==== RECORDS SHOWN ====
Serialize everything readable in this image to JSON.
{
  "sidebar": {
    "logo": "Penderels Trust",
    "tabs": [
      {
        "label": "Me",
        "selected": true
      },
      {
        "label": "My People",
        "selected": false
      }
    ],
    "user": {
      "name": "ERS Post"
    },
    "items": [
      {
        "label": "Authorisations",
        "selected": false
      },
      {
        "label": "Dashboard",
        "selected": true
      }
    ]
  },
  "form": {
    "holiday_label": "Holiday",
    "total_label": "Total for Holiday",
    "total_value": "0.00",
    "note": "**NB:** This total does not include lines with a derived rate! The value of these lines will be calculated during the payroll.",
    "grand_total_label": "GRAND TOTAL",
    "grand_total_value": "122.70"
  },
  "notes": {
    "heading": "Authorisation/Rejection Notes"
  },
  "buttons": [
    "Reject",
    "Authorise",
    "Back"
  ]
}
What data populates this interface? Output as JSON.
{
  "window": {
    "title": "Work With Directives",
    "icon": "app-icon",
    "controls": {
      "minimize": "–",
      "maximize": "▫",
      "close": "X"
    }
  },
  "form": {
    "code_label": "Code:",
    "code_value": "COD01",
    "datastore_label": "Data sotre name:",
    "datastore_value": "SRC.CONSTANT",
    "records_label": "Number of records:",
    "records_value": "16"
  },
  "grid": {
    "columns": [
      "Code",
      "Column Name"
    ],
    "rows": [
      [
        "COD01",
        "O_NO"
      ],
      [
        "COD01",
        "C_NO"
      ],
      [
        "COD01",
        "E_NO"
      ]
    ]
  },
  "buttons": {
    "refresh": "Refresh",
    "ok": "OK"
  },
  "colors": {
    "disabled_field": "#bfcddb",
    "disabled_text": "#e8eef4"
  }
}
====
**GIVEN INSTRUCTION**
Using the entries above, please restate each one word for word.

**FINAL RESULT**
Serialize everything readable in this image to JSON.
{
  "sidebar": {
    "logo": "Penderels Trust",
    "tabs": [
      {
        "label": "Me",
        "selected": true
      },
      {
        "label": "My People",
        "selected": false
      }
    ],
    "user": {
      "name": "ERS Post"
    },
    "items": [
      {
        "label": "Authorisations",
        "selected": false
      },
      {
        "label": "Dashboard",
        "selected": true
      }
    ]
  },
  "form": {
    "holiday_label": "Holiday",
    "total_label": "Total for Holiday",
    "total_value": "0.00",
    "note": "**NB:** This total does not include lines with a derived rate! The value of these lines will be calculated during the payroll.",
    "grand_total_label": "GRAND TOTAL",
    "grand_total_value": "122.70"
  },
  "notes": {
    "heading": "Authorisation/Rejection Notes"
  },
  "buttons": [
    "Reject",
    "Authorise",
    "Back"
  ]
}
What data populates this interface? Output as JSON.
{
  "window": {
    "title": "Work With Directives",
    "icon": "app-icon",
    "controls": {
      "minimize": "–",
      "maximize": "▫",
      "close": "X"
    }
  },
  "form": {
    "code_label": "Code:",
    "code_value": "COD01",
    "datastore_label": "Data sotre name:",
    "datastore_value": "SRC.CONSTANT",
    "records_label": "Number of records:",
    "records_value": "16"
  },
  "grid": {
    "columns": [
      "Code",
      "Column Name"
    ],
    "rows": [
      [
        "COD01",
        "O_NO"
      ],
      [
        "COD01",
        "C_NO"
      ],
      [
        "COD01",
        "E_NO"
      ]
    ]
  },
  "buttons": {
    "refresh": "Refresh",
    "ok": "OK"
  },
  "colors": {
    "disabled_field": "#bfcddb",
    "disabled_text": "#e8eef4"
  }
}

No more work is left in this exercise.